[Data provided]:
↓
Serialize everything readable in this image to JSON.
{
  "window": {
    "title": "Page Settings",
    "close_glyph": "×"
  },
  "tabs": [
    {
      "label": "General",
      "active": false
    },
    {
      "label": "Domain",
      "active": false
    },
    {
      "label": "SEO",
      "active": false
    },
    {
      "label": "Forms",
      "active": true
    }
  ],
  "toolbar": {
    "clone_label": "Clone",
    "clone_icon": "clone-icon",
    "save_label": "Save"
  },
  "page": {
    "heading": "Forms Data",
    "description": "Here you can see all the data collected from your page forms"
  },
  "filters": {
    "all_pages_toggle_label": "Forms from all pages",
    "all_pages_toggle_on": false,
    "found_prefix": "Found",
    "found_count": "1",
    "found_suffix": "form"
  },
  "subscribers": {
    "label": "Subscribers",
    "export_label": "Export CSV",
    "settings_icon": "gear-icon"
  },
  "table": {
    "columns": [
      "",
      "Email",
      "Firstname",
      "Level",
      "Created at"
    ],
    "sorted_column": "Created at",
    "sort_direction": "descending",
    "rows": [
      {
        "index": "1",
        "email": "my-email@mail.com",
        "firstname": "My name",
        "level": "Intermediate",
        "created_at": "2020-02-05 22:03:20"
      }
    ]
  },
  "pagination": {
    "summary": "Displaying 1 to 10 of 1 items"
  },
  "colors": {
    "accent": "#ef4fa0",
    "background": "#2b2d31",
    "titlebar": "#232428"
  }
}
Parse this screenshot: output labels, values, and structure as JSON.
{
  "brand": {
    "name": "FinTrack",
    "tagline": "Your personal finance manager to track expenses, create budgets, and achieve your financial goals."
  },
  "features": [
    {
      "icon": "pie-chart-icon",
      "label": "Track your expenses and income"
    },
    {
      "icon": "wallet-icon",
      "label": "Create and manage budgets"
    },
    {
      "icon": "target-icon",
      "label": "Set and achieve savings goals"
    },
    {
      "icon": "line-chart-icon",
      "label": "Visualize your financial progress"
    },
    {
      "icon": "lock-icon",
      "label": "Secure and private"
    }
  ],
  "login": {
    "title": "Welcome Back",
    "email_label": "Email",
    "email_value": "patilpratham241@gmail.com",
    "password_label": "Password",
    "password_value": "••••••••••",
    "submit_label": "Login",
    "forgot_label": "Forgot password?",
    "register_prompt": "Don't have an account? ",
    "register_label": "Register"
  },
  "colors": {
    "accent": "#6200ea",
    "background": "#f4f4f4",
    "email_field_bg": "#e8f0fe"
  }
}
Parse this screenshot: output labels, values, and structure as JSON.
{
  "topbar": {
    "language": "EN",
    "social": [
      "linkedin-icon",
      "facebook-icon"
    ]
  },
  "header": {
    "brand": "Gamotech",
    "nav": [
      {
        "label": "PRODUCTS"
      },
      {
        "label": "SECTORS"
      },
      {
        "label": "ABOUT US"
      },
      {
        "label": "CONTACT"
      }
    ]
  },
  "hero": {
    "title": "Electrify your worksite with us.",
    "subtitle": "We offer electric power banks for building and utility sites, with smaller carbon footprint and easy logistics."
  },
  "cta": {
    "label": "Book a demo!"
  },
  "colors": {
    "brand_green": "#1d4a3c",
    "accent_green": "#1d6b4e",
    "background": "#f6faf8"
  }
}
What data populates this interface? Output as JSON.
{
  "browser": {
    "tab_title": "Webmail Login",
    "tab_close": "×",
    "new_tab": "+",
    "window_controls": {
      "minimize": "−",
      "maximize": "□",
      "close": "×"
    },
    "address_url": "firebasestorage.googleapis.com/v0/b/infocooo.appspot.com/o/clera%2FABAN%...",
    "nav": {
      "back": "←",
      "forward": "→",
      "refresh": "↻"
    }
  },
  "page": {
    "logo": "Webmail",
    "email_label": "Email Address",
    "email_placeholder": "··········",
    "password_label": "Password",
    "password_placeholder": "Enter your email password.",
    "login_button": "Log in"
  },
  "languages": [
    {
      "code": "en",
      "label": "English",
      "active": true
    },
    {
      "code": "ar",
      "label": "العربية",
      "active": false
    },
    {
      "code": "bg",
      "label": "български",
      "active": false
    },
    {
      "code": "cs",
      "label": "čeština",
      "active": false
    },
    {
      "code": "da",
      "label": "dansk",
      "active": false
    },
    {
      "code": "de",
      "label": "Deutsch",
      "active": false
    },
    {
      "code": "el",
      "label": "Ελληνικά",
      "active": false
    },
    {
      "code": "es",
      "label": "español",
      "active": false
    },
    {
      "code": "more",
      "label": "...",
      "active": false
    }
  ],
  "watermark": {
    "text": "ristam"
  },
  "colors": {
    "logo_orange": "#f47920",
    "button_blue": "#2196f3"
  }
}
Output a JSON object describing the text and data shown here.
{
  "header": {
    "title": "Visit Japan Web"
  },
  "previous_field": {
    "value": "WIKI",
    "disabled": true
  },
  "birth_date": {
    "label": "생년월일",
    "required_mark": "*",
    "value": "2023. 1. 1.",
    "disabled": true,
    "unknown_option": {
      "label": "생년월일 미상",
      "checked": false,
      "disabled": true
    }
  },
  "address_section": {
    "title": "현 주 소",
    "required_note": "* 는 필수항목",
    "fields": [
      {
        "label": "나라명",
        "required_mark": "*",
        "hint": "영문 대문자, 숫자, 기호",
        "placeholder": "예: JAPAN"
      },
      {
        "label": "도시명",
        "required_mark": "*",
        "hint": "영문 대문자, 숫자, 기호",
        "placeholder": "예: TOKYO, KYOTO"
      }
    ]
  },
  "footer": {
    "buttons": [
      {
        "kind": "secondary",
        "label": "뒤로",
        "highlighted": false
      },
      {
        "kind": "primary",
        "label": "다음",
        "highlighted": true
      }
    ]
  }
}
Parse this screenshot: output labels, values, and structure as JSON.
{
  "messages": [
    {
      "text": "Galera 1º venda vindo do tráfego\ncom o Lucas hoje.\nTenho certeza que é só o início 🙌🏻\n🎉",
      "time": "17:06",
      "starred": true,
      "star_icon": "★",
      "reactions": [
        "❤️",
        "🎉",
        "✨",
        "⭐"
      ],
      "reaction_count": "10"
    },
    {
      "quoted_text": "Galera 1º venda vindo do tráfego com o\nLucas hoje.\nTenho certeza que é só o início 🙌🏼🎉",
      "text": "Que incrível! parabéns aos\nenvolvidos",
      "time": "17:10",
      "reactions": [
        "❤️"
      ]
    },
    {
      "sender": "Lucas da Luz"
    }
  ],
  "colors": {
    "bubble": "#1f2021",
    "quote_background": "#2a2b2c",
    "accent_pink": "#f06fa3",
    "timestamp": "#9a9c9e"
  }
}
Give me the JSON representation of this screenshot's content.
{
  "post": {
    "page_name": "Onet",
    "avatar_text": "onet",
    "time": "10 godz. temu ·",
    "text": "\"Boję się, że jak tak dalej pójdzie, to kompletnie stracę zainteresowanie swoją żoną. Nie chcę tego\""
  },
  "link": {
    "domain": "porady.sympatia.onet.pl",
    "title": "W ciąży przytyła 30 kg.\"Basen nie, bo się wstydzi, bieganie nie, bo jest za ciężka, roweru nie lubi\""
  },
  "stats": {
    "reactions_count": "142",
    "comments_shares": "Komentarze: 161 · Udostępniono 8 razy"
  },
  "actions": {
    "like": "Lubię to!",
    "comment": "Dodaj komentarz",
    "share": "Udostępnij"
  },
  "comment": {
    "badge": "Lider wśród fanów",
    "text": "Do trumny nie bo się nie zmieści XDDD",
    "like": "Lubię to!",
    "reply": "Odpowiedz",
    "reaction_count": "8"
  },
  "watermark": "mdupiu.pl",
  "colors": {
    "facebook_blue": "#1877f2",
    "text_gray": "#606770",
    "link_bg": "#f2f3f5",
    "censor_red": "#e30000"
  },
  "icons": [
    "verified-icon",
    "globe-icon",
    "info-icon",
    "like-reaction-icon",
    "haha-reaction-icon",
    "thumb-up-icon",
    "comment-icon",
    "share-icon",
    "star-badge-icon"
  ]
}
↑
[To be done]:
State how many lines of the listing include the word "highlighted". Reply with the number alone.

[Exercise result]:
2